• [What is required]: Format every line of the entries below as a numbered list, skipping any blank lines. Leave the pictures out of your answer.

Stored items:
/---

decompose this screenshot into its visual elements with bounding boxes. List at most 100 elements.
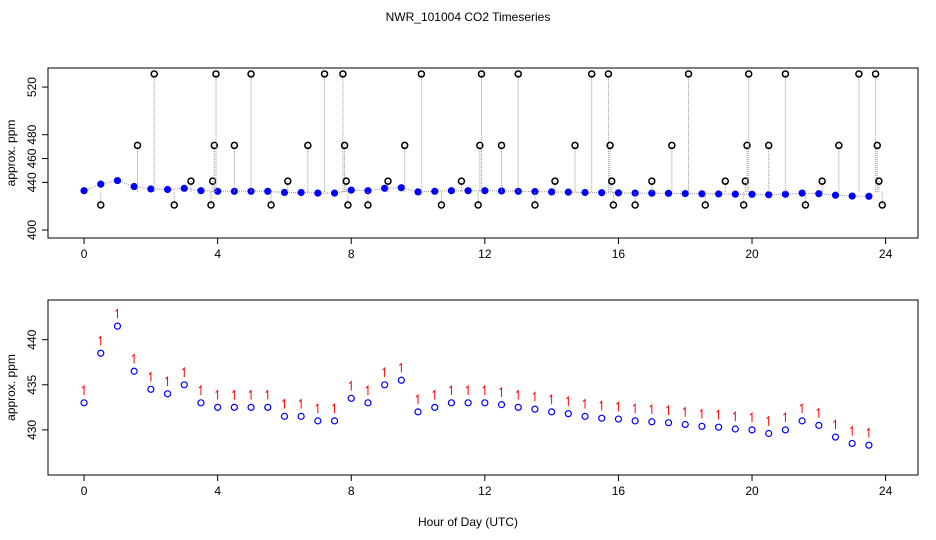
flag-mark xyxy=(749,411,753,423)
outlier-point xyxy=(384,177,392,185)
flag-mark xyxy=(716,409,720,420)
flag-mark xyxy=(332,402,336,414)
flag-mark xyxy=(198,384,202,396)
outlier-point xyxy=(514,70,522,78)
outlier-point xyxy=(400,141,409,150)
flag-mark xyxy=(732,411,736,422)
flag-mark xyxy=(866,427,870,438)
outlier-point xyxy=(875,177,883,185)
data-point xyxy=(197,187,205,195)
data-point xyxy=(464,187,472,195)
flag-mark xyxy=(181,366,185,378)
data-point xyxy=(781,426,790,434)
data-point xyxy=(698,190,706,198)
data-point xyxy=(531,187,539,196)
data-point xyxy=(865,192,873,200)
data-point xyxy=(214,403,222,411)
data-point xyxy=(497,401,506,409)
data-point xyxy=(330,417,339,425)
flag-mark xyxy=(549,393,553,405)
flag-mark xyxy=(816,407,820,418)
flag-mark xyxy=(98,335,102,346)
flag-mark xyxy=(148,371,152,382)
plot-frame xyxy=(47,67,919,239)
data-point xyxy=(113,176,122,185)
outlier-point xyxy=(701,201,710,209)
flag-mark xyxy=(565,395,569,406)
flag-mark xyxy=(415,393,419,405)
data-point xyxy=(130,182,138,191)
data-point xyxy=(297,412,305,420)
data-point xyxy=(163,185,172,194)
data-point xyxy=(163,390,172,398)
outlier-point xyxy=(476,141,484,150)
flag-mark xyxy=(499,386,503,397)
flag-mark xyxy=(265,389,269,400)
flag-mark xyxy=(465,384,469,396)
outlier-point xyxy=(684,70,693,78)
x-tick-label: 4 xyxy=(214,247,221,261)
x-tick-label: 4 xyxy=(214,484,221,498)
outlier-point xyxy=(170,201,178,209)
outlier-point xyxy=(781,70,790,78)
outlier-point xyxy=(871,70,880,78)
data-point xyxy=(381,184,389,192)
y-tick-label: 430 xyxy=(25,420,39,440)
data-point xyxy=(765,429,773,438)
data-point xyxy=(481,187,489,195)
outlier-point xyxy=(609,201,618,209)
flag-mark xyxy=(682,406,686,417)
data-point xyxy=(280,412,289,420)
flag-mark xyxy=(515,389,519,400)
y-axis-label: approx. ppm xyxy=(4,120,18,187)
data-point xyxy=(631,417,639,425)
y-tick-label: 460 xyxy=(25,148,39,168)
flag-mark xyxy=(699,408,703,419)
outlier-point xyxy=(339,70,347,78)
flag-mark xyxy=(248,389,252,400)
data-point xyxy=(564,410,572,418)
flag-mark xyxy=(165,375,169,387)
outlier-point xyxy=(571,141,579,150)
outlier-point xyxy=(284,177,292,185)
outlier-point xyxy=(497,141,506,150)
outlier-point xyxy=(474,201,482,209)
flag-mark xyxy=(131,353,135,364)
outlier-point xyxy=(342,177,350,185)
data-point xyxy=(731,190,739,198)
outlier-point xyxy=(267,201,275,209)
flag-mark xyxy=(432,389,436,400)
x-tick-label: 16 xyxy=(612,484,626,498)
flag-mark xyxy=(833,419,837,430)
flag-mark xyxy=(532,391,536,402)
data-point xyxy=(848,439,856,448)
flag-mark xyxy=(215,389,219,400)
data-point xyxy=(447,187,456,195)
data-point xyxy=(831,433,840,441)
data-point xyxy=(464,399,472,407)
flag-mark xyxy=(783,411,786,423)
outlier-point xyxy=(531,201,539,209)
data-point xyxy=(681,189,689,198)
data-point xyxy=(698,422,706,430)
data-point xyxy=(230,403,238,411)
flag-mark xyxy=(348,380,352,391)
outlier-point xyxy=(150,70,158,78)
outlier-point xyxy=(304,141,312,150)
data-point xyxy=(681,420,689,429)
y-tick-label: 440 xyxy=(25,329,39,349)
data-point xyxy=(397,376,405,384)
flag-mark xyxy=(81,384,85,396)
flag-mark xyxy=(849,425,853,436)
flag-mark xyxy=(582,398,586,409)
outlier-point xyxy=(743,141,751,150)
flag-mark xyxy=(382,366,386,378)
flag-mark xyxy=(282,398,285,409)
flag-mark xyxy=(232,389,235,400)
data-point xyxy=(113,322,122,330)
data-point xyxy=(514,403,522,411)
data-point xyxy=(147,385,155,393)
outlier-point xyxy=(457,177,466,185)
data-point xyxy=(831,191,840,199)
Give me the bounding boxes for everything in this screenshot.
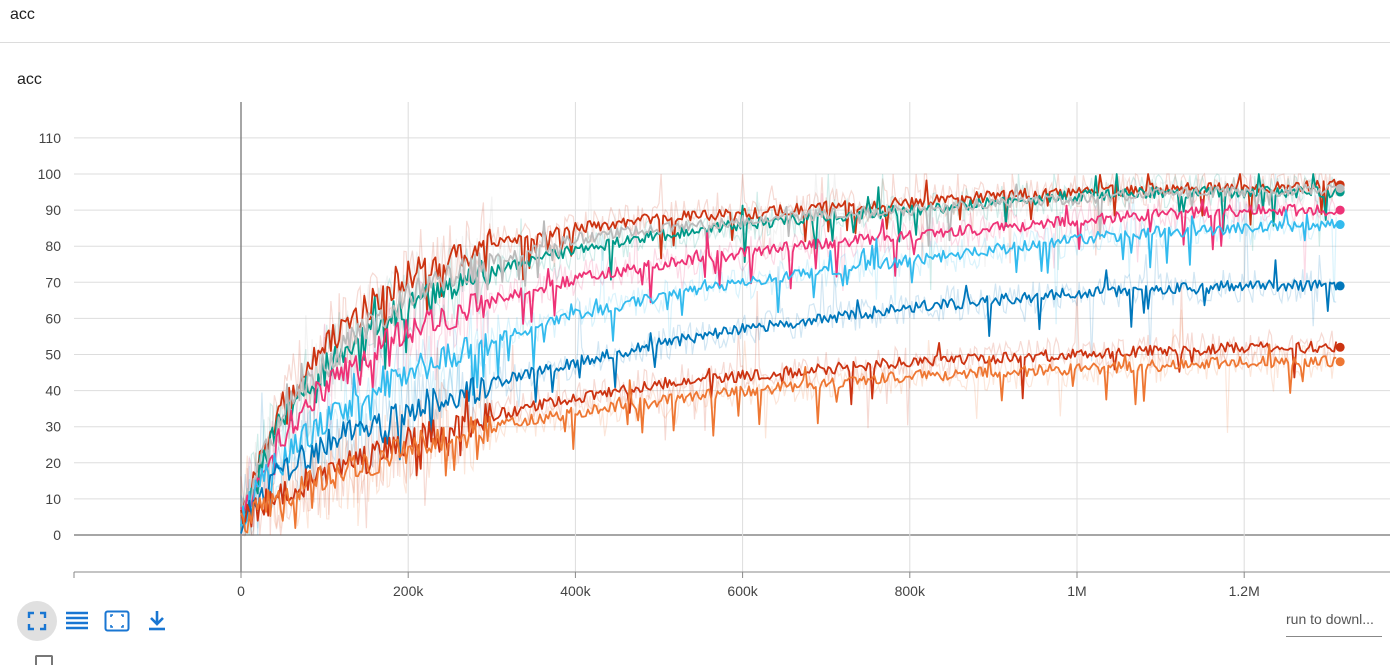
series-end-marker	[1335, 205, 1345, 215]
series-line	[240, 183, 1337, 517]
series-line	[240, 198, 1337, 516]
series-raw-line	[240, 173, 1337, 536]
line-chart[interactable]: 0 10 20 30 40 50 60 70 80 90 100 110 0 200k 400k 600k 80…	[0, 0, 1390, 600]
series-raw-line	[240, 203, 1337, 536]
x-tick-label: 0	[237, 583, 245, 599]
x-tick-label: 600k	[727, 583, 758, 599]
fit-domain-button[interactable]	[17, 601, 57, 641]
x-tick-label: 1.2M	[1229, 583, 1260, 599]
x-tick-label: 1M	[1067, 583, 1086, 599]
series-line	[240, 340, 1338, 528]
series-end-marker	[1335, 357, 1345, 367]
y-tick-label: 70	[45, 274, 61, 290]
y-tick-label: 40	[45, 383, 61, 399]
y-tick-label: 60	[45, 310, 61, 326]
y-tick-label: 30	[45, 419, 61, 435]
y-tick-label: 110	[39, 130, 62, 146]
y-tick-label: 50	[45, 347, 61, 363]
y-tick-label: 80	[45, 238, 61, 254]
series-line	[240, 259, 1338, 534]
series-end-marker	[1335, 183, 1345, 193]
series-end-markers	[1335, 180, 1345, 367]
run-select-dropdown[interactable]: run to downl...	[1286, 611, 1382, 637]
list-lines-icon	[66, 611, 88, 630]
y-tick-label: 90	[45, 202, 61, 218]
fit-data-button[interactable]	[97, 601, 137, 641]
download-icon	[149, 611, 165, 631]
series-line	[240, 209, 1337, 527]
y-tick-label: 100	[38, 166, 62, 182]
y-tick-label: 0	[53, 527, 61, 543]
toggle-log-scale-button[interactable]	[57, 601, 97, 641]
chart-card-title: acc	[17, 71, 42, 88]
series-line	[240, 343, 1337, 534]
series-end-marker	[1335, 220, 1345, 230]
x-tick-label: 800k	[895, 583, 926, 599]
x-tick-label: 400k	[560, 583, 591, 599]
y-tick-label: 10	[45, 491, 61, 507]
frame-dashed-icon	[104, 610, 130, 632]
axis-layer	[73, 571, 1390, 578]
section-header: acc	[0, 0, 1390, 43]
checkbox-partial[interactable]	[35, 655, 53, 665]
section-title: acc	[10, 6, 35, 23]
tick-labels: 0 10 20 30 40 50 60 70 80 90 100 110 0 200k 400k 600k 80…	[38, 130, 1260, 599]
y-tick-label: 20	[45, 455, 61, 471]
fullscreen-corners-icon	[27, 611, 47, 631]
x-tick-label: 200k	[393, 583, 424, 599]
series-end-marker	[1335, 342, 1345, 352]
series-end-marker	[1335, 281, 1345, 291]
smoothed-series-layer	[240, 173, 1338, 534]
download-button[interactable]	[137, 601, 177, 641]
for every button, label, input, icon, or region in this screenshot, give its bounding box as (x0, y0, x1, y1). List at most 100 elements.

\---

• [Response to this task]:
1. decompose this screenshot into its visual elements with bounding boxes. List at most 100 elements.
2. flag-mark xyxy=(749,411,753,423)
3. outlier-point xyxy=(384,177,392,185)
4. flag-mark xyxy=(716,409,720,420)
5. flag-mark xyxy=(332,402,336,414)
6. flag-mark xyxy=(198,384,202,396)
7. outlier-point xyxy=(514,70,522,78)
8. outlier-point xyxy=(400,141,409,150)
9. flag-mark xyxy=(732,411,736,422)
10. flag-mark xyxy=(866,427,870,438)
11. outlier-point xyxy=(875,177,883,185)
12. data-point xyxy=(197,187,205,195)
13. data-point xyxy=(464,187,472,195)
14. flag-mark xyxy=(181,366,185,378)
15. data-point xyxy=(781,426,790,434)
16. data-point xyxy=(698,190,706,198)
17. data-point xyxy=(531,187,539,196)
18. data-point xyxy=(865,192,873,200)
19. data-point xyxy=(214,403,222,411)
20. data-point xyxy=(497,401,506,409)
21. data-point xyxy=(330,417,339,425)
22. flag-mark xyxy=(549,393,553,405)
23. flag-mark xyxy=(816,407,820,418)
24. flag-mark xyxy=(98,335,102,346)
25. flag-mark xyxy=(148,371,152,382)
26. plot-frame xyxy=(47,67,919,239)
27. data-point xyxy=(113,176,122,185)
28. outlier-point xyxy=(701,201,710,209)
29. flag-mark xyxy=(565,395,569,406)
30. flag-mark xyxy=(415,393,419,405)
31. data-point xyxy=(130,182,138,191)
32. data-point xyxy=(297,412,305,420)
33. data-point xyxy=(163,185,172,194)
34. data-point xyxy=(163,390,172,398)
35. outlier-point xyxy=(476,141,484,150)
36. flag-mark xyxy=(499,386,503,397)
37. flag-mark xyxy=(265,389,269,400)
38. flag-mark xyxy=(465,384,469,396)
39. outlier-point xyxy=(684,70,693,78)
40. x-tick-label: 4 xyxy=(214,247,221,261)
41. x-tick-label: 4 xyxy=(214,484,221,498)
42. outlier-point xyxy=(170,201,178,209)
43. outlier-point xyxy=(781,70,790,78)
44. outlier-point xyxy=(871,70,880,78)
45. data-point xyxy=(381,184,389,192)
46. y-tick-label: 430 xyxy=(25,420,39,440)
47. data-point xyxy=(765,429,773,438)
48. data-point xyxy=(481,187,489,195)
49. outlier-point xyxy=(609,201,618,209)
50. flag-mark xyxy=(682,406,686,417)
51. data-point xyxy=(280,412,289,420)
52. flag-mark xyxy=(515,389,519,400)
53. y-axis-label: approx. ppm xyxy=(4,120,18,187)
54. data-point xyxy=(631,417,639,425)
55. y-tick-label: 460 xyxy=(25,148,39,168)
56. flag-mark xyxy=(699,408,703,419)
57. outlier-point xyxy=(339,70,347,78)
58. flag-mark xyxy=(248,389,252,400)
59. data-point xyxy=(564,410,572,418)
60. flag-mark xyxy=(165,375,169,387)
61. outlier-point xyxy=(571,141,579,150)
62. outlier-point xyxy=(284,177,292,185)
63. outlier-point xyxy=(497,141,506,150)
64. outlier-point xyxy=(474,201,482,209)
65. flag-mark xyxy=(131,353,135,364)
66. outlier-point xyxy=(342,177,350,185)
67. data-point xyxy=(731,190,739,198)
68. outlier-point xyxy=(267,201,275,209)
69. flag-mark xyxy=(432,389,436,400)
70. x-tick-label: 16 xyxy=(612,484,626,498)
71. flag-mark xyxy=(833,419,837,430)
72. flag-mark xyxy=(532,391,536,402)
73. data-point xyxy=(848,439,856,448)
74. flag-mark xyxy=(215,389,219,400)
75. data-point xyxy=(447,187,456,195)
76. data-point xyxy=(831,433,840,441)
77. data-point xyxy=(464,399,472,407)
78. flag-mark xyxy=(783,411,786,423)
79. outlier-point xyxy=(531,201,539,209)
80. data-point xyxy=(681,189,689,198)
81. data-point xyxy=(698,422,706,430)
82. data-point xyxy=(230,403,238,411)
83. flag-mark xyxy=(348,380,352,391)
84. outlier-point xyxy=(150,70,158,78)
85. outlier-point xyxy=(304,141,312,150)
86. data-point xyxy=(681,420,689,429)
87. y-tick-label: 440 xyxy=(25,329,39,349)
88. data-point xyxy=(397,376,405,384)
89. flag-mark xyxy=(81,384,85,396)
90. flag-mark xyxy=(849,425,853,436)
91. flag-mark xyxy=(582,398,586,409)
92. outlier-point xyxy=(743,141,751,150)
93. flag-mark xyxy=(382,366,386,378)
94. flag-mark xyxy=(282,398,285,409)
95. flag-mark xyxy=(232,389,235,400)
96. data-point xyxy=(113,322,122,330)
97. data-point xyxy=(514,403,522,411)
98. data-point xyxy=(147,385,155,393)
99. outlier-point xyxy=(457,177,466,185)
100. data-point xyxy=(831,191,840,199)
101. Give me the bounding boxes for everything in this screenshot.
102. series-end-marker	[1335, 205, 1345, 215]
103. series-line	[240, 183, 1337, 517]
104. series-line	[240, 198, 1337, 516]
105. series-raw-line	[240, 173, 1337, 536]
106. line-chart[interactable]: 0 10 20 30 40 50 60 70 80 90 100 110 0 200k 400k 600k 80…	[0, 0, 1390, 600]
107. series-raw-line	[240, 203, 1337, 536]
108. x-tick-label: 0	[237, 583, 245, 599]
109. x-tick-label: 600k	[727, 583, 758, 599]
110. fit-domain-button[interactable]	[17, 601, 57, 641]
111. x-tick-label: 1.2M	[1229, 583, 1260, 599]
112. x-tick-label: 1M	[1067, 583, 1086, 599]
113. series-line	[240, 340, 1338, 528]
114. series-end-marker	[1335, 357, 1345, 367]
115. y-tick-label: 70	[45, 274, 61, 290]
116. y-tick-label: 40	[45, 383, 61, 399]
117. y-tick-label: 60	[45, 310, 61, 326]
118. y-tick-label: 30	[45, 419, 61, 435]
119. y-tick-label: 110	[39, 130, 62, 146]
120. y-tick-label: 50	[45, 347, 61, 363]
121. y-tick-label: 80	[45, 238, 61, 254]
122. series-line	[240, 259, 1338, 534]
123. series-end-marker	[1335, 183, 1345, 193]
124. series-end-markers	[1335, 180, 1345, 367]
125. run-select-dropdown[interactable]: run to downl...	[1286, 611, 1382, 637]
126. list-lines-icon	[66, 611, 88, 630]
127. y-tick-label: 90	[45, 202, 61, 218]
128. fit-data-button[interactable]	[97, 601, 137, 641]
129. download-icon	[149, 611, 165, 631]
130. series-line	[240, 209, 1337, 527]
131. y-tick-label: 100	[38, 166, 62, 182]
132. y-tick-label: 0	[53, 527, 61, 543]
133. toggle-log-scale-button[interactable]	[57, 601, 97, 641]
134. chart-card-title: acc	[17, 71, 42, 88]
135. series-line	[240, 343, 1337, 534]
136. series-end-marker	[1335, 220, 1345, 230]
137. x-tick-label: 800k	[895, 583, 926, 599]
138. x-tick-label: 400k	[560, 583, 591, 599]
139. y-tick-label: 10	[45, 491, 61, 507]
140. frame-dashed-icon	[104, 610, 130, 632]
141. axis-layer	[73, 571, 1390, 578]
142. section-header: acc	[0, 0, 1390, 43]
143. checkbox-partial[interactable]	[35, 655, 53, 665]
144. section-title: acc	[10, 6, 35, 23]
145. tick-labels: 0 10 20 30 40 50 60 70 80 90 100 110 0 200k 400k 600k 80…	[38, 130, 1260, 599]
146. y-tick-label: 20	[45, 455, 61, 471]
147. fullscreen-corners-icon	[27, 611, 47, 631]
148. x-tick-label: 200k	[393, 583, 424, 599]
149. series-end-marker	[1335, 342, 1345, 352]
150. series-end-marker	[1335, 281, 1345, 291]
151. smoothed-series-layer	[240, 173, 1338, 534]
152. download-button[interactable]	[137, 601, 177, 641]
153. for every button, label, input, icon, or region in this screenshot, give its bounding box as (x0, y0, x1, y1). List at most 100 elements.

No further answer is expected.